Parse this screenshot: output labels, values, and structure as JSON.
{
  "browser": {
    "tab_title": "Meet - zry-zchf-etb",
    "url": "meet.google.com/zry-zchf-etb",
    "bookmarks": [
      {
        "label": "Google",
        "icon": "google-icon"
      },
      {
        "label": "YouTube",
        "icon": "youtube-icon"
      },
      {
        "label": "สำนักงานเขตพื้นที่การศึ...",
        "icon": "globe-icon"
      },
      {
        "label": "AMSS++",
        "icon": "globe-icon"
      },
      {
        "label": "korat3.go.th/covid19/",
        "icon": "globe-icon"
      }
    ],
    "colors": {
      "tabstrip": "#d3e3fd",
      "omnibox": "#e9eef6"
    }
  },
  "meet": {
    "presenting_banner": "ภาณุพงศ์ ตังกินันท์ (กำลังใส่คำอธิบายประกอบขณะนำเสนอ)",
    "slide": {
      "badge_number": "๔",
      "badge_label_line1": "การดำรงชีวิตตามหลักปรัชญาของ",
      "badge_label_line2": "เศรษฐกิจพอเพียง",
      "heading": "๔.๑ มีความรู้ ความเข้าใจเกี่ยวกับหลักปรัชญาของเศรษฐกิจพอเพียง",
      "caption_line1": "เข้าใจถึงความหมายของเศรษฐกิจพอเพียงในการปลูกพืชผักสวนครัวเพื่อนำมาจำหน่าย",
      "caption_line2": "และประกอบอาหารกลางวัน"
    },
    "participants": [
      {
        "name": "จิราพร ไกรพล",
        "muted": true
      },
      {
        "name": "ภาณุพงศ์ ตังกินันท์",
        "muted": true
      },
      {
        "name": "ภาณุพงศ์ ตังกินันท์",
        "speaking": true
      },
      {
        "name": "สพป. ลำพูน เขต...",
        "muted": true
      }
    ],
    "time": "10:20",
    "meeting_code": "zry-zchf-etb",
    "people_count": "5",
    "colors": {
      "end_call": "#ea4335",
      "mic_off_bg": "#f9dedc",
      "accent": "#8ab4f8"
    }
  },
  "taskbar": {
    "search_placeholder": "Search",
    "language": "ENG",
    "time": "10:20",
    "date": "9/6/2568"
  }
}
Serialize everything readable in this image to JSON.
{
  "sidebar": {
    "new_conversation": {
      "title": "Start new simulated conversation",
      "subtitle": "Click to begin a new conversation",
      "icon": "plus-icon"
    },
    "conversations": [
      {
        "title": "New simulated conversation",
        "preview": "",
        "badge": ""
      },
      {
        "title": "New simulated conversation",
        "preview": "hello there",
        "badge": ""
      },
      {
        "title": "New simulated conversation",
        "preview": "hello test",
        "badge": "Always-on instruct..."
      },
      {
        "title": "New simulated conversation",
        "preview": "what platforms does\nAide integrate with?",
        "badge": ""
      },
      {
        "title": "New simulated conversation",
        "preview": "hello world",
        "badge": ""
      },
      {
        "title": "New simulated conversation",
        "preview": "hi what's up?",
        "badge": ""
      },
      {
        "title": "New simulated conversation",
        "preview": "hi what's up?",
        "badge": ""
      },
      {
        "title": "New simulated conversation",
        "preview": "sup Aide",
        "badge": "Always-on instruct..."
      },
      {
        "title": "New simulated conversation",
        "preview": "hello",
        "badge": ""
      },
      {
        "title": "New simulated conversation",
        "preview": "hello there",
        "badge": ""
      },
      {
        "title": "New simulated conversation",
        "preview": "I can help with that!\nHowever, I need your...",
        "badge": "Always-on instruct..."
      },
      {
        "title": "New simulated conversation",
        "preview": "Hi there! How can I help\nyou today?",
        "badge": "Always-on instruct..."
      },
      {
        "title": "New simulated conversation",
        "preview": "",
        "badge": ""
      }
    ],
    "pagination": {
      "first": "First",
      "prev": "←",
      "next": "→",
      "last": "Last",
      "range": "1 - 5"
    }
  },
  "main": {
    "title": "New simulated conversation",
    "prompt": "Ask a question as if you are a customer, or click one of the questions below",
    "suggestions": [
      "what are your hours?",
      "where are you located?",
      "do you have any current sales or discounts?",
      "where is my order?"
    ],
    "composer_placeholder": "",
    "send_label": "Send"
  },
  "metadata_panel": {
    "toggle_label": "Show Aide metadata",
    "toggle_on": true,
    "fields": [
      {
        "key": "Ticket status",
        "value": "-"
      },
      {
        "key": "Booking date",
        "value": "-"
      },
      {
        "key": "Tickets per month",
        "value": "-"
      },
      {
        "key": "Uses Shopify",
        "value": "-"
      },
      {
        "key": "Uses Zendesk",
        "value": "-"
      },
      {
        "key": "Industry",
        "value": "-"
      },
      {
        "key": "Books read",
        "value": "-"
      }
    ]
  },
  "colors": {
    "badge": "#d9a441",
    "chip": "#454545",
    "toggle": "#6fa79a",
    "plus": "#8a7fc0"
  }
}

::::

=== AIM OF THE TASK ===
Reproduce every line from the entries that holds the word "hello".

=== FULL RESPONSE ===
        "preview": "hello there",
        "preview": "hello test",
        "preview": "hello world",
        "preview": "hello",
        "preview": "hello there",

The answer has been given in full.